**GIVEN TASK**
How many lines in the records below hold the string "background"? Answer with the number alone.
##############################
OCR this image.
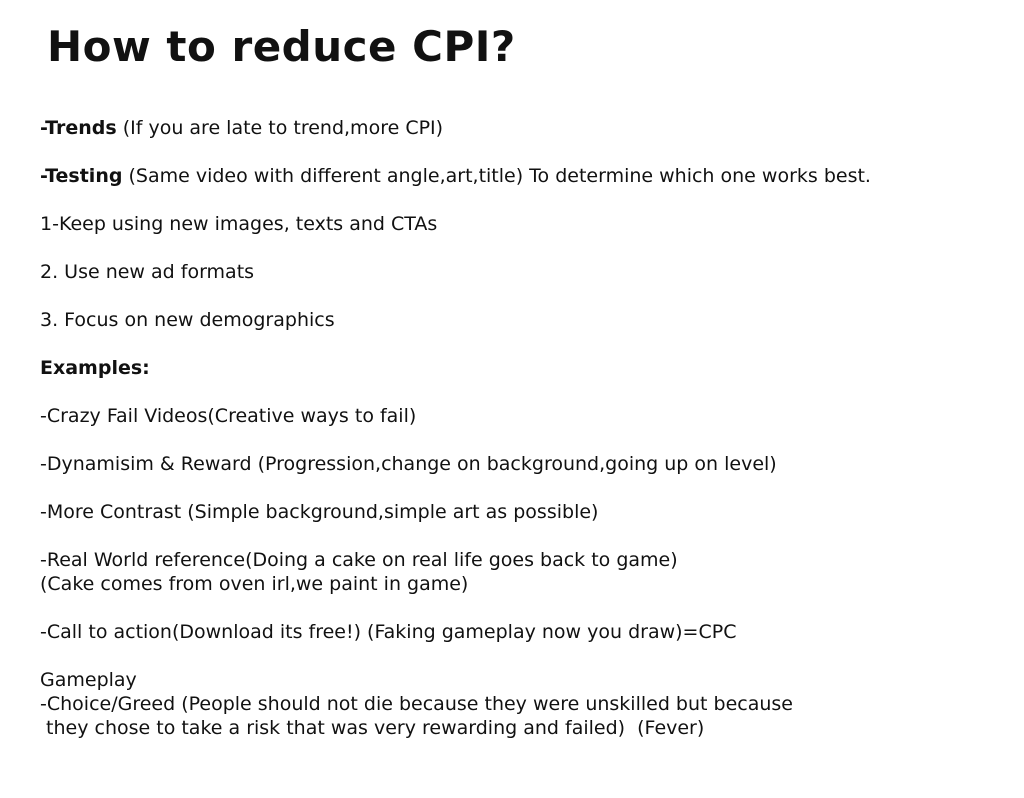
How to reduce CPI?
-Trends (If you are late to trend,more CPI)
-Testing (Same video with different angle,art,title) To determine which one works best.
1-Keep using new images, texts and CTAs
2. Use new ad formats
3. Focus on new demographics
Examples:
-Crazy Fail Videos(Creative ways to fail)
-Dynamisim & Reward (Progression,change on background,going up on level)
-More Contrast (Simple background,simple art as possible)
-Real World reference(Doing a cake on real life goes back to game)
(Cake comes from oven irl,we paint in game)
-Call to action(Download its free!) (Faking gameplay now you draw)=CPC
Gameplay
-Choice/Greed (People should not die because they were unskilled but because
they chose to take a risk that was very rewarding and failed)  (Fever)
##############################
**EXPECTED ANSWER**
2